» Entries shown
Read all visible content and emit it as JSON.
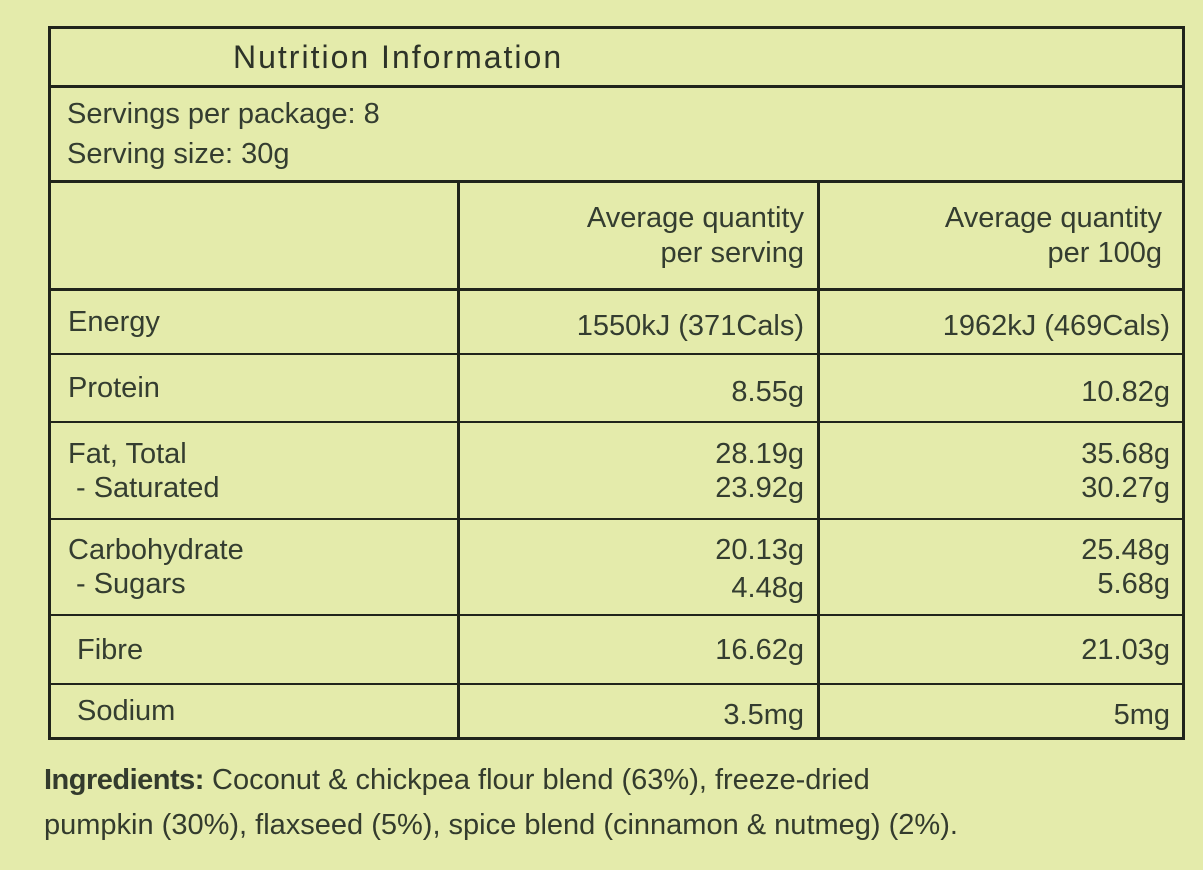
{
  "colors": {
    "background": "#e4ebab",
    "line": "#20241b",
    "text": "#343d30"
  },
  "header": {
    "title": "Nutrition Information"
  },
  "serving_info": {
    "servings_per_package": "Servings per package: 8",
    "serving_size": "Serving size: 30g"
  },
  "table": {
    "columns": {
      "per_serving_line1": "Average quantity",
      "per_serving_line2": "per serving",
      "per_100g_line1": "Average quantity",
      "per_100g_line2": "per 100g"
    },
    "rows": [
      {
        "label": "Energy",
        "per_serving": "1550kJ (371Cals)",
        "per_100g": "1962kJ (469Cals)"
      },
      {
        "label": "Protein",
        "per_serving": "8.55g",
        "per_100g": "10.82g"
      },
      {
        "label": "Fat, Total",
        "sublabel": "- Saturated",
        "per_serving": "28.19g",
        "per_serving_sub": "23.92g",
        "per_100g": "35.68g",
        "per_100g_sub": "30.27g"
      },
      {
        "label": "Carbohydrate",
        "sublabel": "- Sugars",
        "per_serving": "20.13g",
        "per_serving_sub": "4.48g",
        "per_100g": "25.48g",
        "per_100g_sub": "5.68g"
      },
      {
        "label": "Fibre",
        "per_serving": "16.62g",
        "per_100g": "21.03g"
      },
      {
        "label": "Sodium",
        "per_serving": "3.5mg",
        "per_100g": "5mg"
      }
    ]
  },
  "ingredients": {
    "label": "Ingredients:",
    "line1": "Coconut & chickpea flour blend (63%), freeze-dried",
    "line2": "pumpkin (30%), flaxseed (5%), spice blend (cinnamon & nutmeg) (2%)."
  }
}
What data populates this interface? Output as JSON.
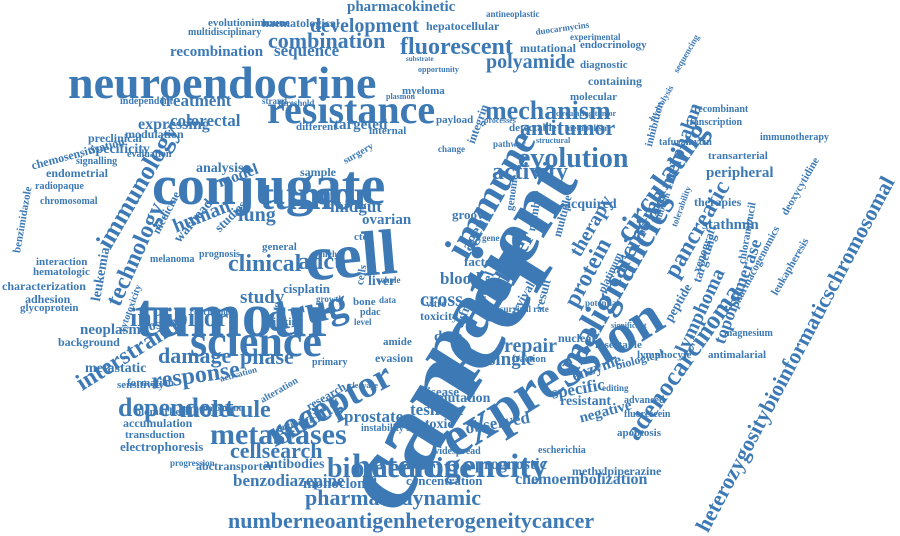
{
  "color": "#3d7ab5",
  "words": [
    "cancer",
    "patient",
    "tumour",
    "cell",
    "conjugate",
    "expression",
    "neuroendocrine",
    "science",
    "resistance",
    "tumor",
    "drug",
    "immune",
    "malignancies",
    "heterogeneity",
    "heterozygositybioinformaticschromosomal",
    "numberneoantigenheterogeneitycancer",
    "pharmacodynamic",
    "biomedicine",
    "adenocarcinoma",
    "circulating",
    "technology",
    "immunology",
    "receptor",
    "clinical",
    "adct",
    "evolution",
    "protein",
    "carcinoma",
    "pancreatic",
    "metastases",
    "interstrand",
    "inhibitor",
    "response",
    "dependent",
    "damage",
    "phase",
    "molecule",
    "binding",
    "fluorescent",
    "combination",
    "mechanism",
    "activity",
    "antitumor",
    "polyamide",
    "development",
    "pharmacokinetic",
    "recombination",
    "sequence",
    "treatment",
    "colorectal",
    "expressing",
    "human",
    "lung",
    "model",
    "midgut",
    "study",
    "cellsearch",
    "benzodiazepine",
    "monoclonal",
    "prognostic",
    "chemoembolization",
    "antibodies",
    "prostate",
    "tesirine",
    "cytotoxic",
    "observed",
    "specific",
    "enzyme",
    "resistant",
    "negative",
    "repair",
    "dimer",
    "therapy",
    "single",
    "survival",
    "lymphoma",
    "topoisomerase",
    "stathmin",
    "melphalan",
    "peripheral",
    "transarterial",
    "targeting",
    "immunotherapy",
    "metastatic",
    "neoplasm",
    "positive",
    "leukemia",
    "specificity",
    "endometrial",
    "chromosomal",
    "radiopaque",
    "signalling",
    "interaction",
    "hematologic",
    "characterization",
    "adhesion",
    "glycoprotein",
    "background",
    "sensitivity",
    "accumulation",
    "electrophoresis",
    "transduction",
    "abctransporter",
    "biomarkers",
    "formation",
    "preclinical",
    "modulation",
    "independent",
    "multidisciplinary",
    "evolutionimmune",
    "haematological",
    "hepatocellular",
    "antineoplastic",
    "duocarmycins",
    "mutational",
    "endocrinology",
    "experimental",
    "diagnostic",
    "containing",
    "molecular",
    "hydrolysis",
    "recombinant",
    "transcription",
    "tafuramycin",
    "inhibition",
    "magnesium",
    "antimalarial",
    "pharmacogenomics",
    "methylpiperazine",
    "concentration",
    "cisplatin",
    "analysis",
    "ovarian",
    "cross",
    "blood",
    "agent",
    "factor",
    "dose",
    "egfr",
    "novel",
    "result",
    "acquired",
    "mutation",
    "disease",
    "nuclear",
    "advanced",
    "apoptosis",
    "biological",
    "peptide",
    "xenograft",
    "platinum",
    "targeted",
    "different",
    "payload",
    "internal",
    "myeloma",
    "plasmon",
    "integrin",
    "liver",
    "cells",
    "toxicity",
    "groove",
    "number",
    "genome",
    "multiple",
    "warhead",
    "medicine",
    "sample",
    "general",
    "bone",
    "data",
    "pdac",
    "survival rate",
    "evasion",
    "fraction",
    "cleavage",
    "instability",
    "widespread",
    "escherichia",
    "resectable",
    "conclusion",
    "alteration",
    "research",
    "primary",
    "antibiotic",
    "progression",
    "component",
    "lymphocyte",
    "fluorescein",
    "therapies",
    "leukapheresis",
    "chlorambucil",
    "deoxycytidine",
    "activation",
    "linking",
    "growth",
    "studies",
    "ctcs",
    "substrate",
    "opportunity",
    "strand",
    "detectable",
    "metabolism",
    "circulating tumor",
    "sequencing",
    "significant",
    "potential",
    "cytotoxicity",
    "benzimidazole",
    "chemosensitisation",
    "evaluation",
    "melanoma",
    "prognosis",
    "threshold",
    "amide",
    "vitro",
    "escape",
    "editing",
    "tolerability",
    "tubulin",
    "pathway",
    "processes",
    "higher",
    "surgery",
    "structural",
    "change",
    "level",
    "gene",
    "whole"
  ]
}
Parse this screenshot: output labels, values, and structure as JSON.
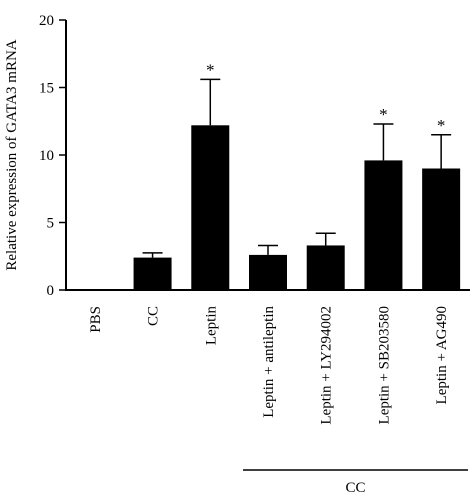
{
  "chart_data": {
    "type": "bar",
    "ylabel": "Relative expression of GATA3 mRNA",
    "xlabel": "",
    "ylim": [
      0,
      20
    ],
    "yticks": [
      0,
      5,
      10,
      15,
      20
    ],
    "categories": [
      "PBS",
      "CC",
      "Leptin",
      "Leptin + antileptin",
      "Leptin + LY294002",
      "Leptin + SB203580",
      "Leptin + AG490"
    ],
    "values": [
      0,
      2.4,
      12.2,
      2.6,
      3.3,
      9.6,
      9.0
    ],
    "errors": [
      0,
      0.35,
      3.4,
      0.7,
      0.9,
      2.7,
      2.5
    ],
    "significance": [
      "",
      "",
      "*",
      "",
      "",
      "*",
      "*"
    ],
    "group_label": "CC",
    "group_start_index": 3,
    "group_end_index": 6,
    "colors": {
      "bar": "#000000",
      "axis": "#000000"
    }
  }
}
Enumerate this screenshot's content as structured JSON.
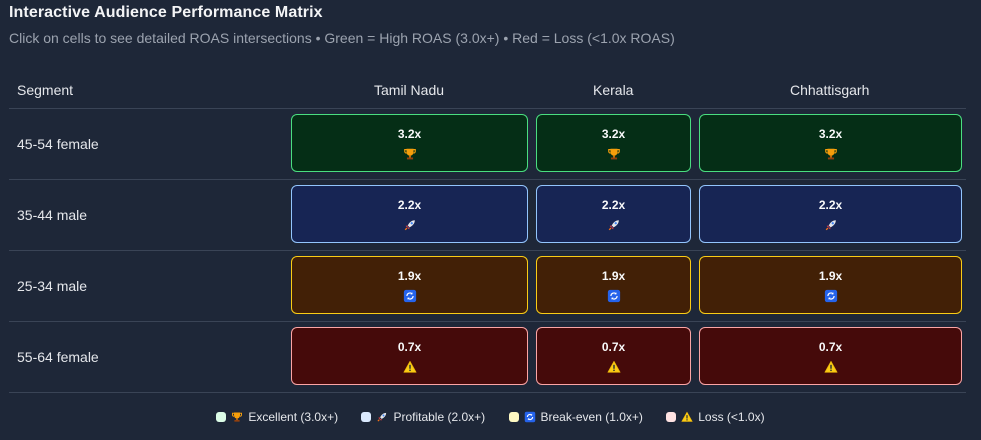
{
  "header": {
    "title": "Interactive Audience Performance Matrix",
    "subtitle": "Click on cells to see detailed ROAS intersections • Green = High ROAS (3.0x+) • Red = Loss (<1.0x ROAS)"
  },
  "table": {
    "segment_header": "Segment",
    "regions": [
      "Tamil Nadu",
      "Kerala",
      "Chhattisgarh"
    ],
    "rows": [
      {
        "segment": "45-54 female",
        "tier": "excellent",
        "icon": "trophy-icon",
        "values": [
          "3.2x",
          "3.2x",
          "3.2x"
        ]
      },
      {
        "segment": "35-44 male",
        "tier": "profitable",
        "icon": "rocket-icon",
        "values": [
          "2.2x",
          "2.2x",
          "2.2x"
        ]
      },
      {
        "segment": "25-34 male",
        "tier": "break-even",
        "icon": "refresh-icon",
        "values": [
          "1.9x",
          "1.9x",
          "1.9x"
        ]
      },
      {
        "segment": "55-64 female",
        "tier": "loss",
        "icon": "warning-icon",
        "values": [
          "0.7x",
          "0.7x",
          "0.7x"
        ]
      }
    ]
  },
  "legend": {
    "excellent": "Excellent (3.0x+)",
    "profitable": "Profitable (2.0x+)",
    "break_even": "Break-even (1.0x+)",
    "loss": "Loss (<1.0x)"
  },
  "colors": {
    "excellent_bg": "#052e16",
    "excellent_border": "#4ade80",
    "profitable_bg": "#172554",
    "profitable_border": "#93c5fd",
    "break_even_bg": "#422006",
    "break_even_border": "#facc15",
    "loss_bg": "#450a0a",
    "loss_border": "#fca5a5"
  }
}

» Exercise details
In the records, which lines mention the word "tier"? Copy those lines.

» Answer to this exercise
        "tier": "excellent",
        "tier": "profitable",
        "tier": "break-even",
        "tier": "loss",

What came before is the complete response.